§ **Exercise requirements**: Give the number of lines containing the word "tercile", and nothing else.

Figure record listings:
___

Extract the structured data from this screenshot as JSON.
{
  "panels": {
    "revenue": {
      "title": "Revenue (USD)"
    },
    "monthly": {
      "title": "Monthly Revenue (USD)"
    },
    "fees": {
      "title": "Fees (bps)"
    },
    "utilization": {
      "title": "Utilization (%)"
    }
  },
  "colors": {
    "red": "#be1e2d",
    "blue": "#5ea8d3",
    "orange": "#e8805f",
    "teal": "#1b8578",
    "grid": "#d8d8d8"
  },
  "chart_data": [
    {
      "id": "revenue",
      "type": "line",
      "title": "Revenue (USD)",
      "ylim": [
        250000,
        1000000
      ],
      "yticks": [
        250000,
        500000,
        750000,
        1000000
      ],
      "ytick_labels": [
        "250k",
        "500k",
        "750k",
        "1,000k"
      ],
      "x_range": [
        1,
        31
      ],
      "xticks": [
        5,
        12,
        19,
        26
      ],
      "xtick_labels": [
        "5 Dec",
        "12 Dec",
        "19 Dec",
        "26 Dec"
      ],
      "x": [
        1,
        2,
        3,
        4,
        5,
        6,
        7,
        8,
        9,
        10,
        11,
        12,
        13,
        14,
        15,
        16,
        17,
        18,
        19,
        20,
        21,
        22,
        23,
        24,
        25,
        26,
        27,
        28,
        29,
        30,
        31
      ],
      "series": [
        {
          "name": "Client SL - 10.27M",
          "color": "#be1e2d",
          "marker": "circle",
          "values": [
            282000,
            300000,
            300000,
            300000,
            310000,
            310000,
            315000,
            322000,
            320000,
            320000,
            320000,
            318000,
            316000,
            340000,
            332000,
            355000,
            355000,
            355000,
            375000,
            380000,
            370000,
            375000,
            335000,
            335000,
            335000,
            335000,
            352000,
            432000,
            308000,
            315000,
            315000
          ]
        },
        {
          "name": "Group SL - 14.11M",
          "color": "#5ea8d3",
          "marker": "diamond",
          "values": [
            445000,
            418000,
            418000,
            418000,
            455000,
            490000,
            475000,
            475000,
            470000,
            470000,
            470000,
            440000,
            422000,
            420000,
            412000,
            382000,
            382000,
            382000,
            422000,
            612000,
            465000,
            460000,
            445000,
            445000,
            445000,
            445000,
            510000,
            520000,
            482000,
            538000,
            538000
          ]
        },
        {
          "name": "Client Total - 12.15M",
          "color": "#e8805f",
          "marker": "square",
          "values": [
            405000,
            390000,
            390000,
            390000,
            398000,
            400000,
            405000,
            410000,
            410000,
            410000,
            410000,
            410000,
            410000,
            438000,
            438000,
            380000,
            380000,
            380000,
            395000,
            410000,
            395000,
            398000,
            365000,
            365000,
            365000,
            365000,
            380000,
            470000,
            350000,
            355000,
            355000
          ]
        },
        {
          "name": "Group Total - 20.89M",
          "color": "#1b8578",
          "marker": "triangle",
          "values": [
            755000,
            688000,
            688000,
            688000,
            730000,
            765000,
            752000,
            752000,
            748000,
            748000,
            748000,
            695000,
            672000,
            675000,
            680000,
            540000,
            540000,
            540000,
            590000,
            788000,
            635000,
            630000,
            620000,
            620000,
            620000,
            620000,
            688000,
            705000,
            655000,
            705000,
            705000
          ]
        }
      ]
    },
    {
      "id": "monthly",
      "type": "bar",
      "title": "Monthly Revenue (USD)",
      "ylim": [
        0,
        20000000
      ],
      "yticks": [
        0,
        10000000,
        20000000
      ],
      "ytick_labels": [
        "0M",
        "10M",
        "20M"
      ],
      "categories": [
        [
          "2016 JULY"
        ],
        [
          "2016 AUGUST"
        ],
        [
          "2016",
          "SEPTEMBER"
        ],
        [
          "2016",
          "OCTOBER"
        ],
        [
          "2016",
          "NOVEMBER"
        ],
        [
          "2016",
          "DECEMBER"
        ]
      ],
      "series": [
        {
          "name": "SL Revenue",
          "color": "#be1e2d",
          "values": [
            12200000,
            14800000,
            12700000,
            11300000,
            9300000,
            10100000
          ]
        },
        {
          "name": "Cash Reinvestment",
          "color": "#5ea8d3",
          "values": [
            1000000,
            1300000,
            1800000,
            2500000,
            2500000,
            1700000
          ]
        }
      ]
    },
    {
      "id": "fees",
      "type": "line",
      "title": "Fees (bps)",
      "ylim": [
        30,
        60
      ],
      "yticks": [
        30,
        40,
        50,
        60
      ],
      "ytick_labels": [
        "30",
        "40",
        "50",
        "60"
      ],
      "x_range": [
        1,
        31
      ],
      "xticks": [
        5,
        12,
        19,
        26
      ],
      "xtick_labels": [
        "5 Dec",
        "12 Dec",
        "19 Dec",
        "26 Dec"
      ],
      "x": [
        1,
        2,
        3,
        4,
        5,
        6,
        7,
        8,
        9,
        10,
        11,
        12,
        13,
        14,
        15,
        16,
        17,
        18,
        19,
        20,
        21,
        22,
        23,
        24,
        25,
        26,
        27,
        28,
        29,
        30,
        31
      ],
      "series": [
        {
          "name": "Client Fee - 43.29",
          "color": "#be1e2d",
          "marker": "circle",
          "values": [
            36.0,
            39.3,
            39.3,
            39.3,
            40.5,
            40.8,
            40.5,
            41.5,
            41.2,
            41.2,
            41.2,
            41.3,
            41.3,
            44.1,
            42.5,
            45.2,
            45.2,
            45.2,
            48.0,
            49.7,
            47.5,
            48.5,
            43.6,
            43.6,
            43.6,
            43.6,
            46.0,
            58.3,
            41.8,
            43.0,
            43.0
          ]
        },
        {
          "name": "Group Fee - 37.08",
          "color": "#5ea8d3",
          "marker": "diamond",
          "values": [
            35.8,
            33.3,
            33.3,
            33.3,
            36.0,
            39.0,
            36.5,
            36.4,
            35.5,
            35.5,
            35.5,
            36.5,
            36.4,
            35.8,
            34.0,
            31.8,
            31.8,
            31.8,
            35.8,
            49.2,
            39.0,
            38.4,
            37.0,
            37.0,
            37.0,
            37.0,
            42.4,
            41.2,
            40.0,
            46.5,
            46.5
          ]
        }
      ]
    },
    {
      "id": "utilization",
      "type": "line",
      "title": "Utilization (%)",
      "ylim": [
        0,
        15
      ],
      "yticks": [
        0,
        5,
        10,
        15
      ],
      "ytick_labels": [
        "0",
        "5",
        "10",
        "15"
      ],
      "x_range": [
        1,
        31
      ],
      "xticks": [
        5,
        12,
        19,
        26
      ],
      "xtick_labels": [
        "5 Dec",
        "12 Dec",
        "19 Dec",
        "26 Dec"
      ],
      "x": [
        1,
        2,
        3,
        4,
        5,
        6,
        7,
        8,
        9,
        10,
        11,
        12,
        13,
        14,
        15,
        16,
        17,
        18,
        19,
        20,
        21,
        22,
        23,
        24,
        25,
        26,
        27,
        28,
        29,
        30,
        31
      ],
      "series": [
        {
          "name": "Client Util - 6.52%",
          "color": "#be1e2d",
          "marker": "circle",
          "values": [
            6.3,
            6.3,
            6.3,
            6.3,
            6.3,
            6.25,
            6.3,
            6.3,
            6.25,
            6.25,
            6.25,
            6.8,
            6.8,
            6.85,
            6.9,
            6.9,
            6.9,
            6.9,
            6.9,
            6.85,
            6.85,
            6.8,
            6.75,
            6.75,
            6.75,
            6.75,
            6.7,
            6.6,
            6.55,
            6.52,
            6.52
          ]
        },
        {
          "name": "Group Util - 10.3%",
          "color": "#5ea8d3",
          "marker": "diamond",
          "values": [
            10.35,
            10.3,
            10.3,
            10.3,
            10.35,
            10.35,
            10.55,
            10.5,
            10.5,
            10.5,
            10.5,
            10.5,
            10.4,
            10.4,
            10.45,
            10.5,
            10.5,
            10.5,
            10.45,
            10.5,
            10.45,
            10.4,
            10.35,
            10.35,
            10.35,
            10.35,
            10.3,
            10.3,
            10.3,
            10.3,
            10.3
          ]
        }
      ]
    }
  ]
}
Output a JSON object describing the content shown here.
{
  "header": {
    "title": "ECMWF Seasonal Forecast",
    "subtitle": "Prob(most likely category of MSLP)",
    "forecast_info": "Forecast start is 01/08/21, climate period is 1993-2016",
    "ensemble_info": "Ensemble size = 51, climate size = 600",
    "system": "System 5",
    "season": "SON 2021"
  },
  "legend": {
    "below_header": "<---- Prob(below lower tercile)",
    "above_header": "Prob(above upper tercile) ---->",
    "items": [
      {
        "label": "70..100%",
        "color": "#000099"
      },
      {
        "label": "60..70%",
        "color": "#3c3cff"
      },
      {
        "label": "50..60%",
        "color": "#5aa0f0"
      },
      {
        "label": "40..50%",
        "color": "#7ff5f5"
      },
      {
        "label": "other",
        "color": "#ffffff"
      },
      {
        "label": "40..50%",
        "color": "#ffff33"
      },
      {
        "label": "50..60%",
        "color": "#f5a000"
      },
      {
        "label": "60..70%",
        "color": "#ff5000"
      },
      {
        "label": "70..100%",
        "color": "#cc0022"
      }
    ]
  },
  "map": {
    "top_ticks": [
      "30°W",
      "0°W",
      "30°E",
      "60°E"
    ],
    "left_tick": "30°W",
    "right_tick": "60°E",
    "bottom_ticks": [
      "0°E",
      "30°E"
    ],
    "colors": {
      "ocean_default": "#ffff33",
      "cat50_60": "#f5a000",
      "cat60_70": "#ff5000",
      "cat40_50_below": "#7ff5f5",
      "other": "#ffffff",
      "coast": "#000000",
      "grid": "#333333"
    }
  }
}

___

§ **Correct answer**: 2